• **Dataset records**
┄┄┄┄┄┄

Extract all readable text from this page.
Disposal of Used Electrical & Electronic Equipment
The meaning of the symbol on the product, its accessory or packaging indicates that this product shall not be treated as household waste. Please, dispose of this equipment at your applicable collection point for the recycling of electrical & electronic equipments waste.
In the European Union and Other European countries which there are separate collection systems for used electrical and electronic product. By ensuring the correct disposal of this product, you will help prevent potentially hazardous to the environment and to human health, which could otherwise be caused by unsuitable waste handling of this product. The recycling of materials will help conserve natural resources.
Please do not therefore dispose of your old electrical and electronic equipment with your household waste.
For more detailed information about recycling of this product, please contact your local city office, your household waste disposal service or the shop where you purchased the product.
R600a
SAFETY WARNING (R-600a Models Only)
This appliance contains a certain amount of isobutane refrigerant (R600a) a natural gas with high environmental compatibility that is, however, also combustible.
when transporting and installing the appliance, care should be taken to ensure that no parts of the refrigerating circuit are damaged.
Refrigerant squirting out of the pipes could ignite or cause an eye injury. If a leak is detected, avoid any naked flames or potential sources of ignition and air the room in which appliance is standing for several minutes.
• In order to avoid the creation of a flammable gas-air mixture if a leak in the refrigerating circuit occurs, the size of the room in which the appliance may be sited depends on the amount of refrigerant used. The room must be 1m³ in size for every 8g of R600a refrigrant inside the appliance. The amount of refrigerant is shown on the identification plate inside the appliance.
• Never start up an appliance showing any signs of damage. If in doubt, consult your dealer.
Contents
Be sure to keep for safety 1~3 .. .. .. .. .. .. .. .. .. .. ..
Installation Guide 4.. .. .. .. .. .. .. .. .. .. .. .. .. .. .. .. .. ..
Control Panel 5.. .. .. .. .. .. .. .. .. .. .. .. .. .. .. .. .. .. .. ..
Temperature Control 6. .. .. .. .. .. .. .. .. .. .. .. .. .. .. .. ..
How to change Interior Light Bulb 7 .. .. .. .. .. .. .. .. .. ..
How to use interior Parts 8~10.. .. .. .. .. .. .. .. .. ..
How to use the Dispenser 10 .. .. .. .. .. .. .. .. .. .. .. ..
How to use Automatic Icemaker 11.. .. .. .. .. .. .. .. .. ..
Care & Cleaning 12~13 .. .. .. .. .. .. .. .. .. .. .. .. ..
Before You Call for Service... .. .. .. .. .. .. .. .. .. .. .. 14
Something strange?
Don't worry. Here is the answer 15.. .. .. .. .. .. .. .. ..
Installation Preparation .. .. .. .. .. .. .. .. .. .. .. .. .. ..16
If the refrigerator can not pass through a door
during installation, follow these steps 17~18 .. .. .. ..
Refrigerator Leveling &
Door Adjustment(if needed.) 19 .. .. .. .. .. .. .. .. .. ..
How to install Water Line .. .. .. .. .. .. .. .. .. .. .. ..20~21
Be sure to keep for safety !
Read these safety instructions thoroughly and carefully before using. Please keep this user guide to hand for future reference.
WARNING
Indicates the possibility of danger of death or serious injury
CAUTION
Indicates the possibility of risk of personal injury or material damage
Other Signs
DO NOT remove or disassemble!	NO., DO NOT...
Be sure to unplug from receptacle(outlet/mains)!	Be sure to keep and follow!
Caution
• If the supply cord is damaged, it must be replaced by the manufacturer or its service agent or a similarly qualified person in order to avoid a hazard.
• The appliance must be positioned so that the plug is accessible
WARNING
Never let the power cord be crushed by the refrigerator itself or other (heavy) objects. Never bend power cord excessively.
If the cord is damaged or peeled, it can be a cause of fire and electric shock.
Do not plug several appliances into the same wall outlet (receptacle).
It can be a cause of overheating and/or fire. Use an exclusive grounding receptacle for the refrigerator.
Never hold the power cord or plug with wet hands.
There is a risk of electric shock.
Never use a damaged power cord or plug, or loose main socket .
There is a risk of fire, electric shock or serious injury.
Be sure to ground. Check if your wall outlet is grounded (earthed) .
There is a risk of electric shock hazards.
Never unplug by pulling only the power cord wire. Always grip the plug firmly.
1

┄┄┄┄┄┄

• **Task instructions**
From the material above, gather all lines that include the string "Control" and copy them.

• **Result for this exercise**
Control Panel 5.. .. .. .. .. .. .. .. .. .. .. .. .. .. .. .. .. .. .. ..
Temperature Control 6. .. .. .. .. .. .. .. .. .. .. .. .. .. .. .. ..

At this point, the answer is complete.